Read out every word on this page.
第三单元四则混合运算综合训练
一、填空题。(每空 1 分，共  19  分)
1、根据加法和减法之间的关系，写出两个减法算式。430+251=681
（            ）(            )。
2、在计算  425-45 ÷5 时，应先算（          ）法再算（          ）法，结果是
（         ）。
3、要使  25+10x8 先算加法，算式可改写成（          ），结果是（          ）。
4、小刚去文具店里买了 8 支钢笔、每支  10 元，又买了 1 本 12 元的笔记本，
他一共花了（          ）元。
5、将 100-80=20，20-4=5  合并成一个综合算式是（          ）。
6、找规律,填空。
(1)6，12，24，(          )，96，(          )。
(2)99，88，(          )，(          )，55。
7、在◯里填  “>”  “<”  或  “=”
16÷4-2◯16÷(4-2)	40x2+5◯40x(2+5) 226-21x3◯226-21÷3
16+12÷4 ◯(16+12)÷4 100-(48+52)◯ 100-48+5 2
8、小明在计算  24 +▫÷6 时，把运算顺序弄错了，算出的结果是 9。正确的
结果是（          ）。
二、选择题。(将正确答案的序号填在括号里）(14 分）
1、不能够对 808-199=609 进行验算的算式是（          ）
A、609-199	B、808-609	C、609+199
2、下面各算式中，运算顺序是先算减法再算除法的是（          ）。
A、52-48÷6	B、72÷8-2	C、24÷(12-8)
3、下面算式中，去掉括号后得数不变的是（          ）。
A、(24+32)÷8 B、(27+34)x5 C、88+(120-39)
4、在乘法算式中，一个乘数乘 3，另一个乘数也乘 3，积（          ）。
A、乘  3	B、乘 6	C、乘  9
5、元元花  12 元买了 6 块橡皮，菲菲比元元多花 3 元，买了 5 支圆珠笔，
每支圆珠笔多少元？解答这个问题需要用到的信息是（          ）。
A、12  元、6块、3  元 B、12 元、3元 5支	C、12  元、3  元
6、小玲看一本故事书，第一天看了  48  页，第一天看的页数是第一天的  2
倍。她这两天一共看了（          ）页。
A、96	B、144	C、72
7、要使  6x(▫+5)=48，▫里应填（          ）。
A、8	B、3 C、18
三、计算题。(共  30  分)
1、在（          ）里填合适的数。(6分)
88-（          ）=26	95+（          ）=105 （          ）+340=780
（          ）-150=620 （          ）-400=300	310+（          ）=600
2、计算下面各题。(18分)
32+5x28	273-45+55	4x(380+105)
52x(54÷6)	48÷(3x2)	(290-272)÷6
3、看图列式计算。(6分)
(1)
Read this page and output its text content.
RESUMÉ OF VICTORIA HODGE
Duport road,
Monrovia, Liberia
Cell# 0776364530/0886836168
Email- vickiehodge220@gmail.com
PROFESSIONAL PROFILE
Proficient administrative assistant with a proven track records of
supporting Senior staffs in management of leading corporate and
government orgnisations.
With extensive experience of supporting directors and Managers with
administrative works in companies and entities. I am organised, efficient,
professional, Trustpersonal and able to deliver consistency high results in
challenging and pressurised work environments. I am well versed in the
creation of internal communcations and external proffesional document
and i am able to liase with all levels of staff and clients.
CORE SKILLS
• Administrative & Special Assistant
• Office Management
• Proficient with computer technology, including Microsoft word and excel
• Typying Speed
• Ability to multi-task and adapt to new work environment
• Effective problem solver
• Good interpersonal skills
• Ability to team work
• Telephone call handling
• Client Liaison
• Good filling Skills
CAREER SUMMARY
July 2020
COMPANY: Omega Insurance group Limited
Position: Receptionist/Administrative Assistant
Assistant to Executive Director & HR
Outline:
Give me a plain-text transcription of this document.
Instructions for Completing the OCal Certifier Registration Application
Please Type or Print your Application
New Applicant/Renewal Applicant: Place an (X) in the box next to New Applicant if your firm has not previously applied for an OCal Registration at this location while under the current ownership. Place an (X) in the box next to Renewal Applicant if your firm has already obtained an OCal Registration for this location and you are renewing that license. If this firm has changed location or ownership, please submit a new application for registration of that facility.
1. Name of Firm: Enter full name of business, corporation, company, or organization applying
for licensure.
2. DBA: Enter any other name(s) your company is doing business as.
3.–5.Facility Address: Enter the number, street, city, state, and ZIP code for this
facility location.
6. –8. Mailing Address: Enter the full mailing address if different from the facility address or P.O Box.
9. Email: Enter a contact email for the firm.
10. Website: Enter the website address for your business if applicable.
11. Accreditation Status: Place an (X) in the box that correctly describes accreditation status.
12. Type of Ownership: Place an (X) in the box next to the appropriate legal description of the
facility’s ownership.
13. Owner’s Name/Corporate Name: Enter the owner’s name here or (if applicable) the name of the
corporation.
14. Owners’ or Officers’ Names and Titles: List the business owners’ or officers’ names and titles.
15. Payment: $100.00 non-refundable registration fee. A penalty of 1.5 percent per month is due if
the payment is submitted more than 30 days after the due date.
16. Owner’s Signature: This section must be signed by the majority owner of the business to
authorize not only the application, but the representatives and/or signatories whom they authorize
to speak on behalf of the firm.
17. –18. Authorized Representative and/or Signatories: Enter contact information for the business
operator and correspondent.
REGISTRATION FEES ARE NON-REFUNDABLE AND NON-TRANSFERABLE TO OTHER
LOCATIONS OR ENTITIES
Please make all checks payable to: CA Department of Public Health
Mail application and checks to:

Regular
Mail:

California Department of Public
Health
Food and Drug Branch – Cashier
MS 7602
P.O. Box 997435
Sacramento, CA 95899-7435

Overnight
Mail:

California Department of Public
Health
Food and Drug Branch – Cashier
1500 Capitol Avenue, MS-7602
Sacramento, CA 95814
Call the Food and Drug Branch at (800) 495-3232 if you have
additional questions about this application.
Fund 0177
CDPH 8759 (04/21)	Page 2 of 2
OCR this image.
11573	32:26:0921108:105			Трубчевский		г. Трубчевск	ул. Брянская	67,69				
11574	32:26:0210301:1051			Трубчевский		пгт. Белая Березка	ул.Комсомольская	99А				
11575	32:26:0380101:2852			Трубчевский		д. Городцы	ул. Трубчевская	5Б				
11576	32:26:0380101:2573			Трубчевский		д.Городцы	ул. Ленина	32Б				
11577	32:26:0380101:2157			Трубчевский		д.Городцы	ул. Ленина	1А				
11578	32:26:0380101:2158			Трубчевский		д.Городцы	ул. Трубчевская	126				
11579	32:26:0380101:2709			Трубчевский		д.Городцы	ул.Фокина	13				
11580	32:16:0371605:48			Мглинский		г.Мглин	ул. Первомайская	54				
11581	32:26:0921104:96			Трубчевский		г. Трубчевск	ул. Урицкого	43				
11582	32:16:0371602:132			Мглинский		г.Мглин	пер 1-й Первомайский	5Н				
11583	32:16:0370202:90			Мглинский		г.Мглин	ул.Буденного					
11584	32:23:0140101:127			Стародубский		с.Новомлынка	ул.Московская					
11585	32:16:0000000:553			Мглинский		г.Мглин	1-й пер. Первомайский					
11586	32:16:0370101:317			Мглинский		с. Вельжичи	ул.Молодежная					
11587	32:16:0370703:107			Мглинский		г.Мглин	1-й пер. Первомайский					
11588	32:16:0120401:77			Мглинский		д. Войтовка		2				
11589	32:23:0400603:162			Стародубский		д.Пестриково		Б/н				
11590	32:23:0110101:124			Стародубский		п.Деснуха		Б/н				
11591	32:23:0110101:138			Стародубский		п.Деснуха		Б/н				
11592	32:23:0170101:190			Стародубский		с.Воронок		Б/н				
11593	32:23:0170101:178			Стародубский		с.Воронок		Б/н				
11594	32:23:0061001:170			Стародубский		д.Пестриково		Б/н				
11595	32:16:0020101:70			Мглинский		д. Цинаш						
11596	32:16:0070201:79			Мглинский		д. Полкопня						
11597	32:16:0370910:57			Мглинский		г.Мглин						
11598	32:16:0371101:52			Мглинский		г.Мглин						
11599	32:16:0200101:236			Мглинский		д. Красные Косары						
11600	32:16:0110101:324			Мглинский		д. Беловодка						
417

What you have to do: Respond with the number of lines containing "that" and no additional words.

Worked solution: 2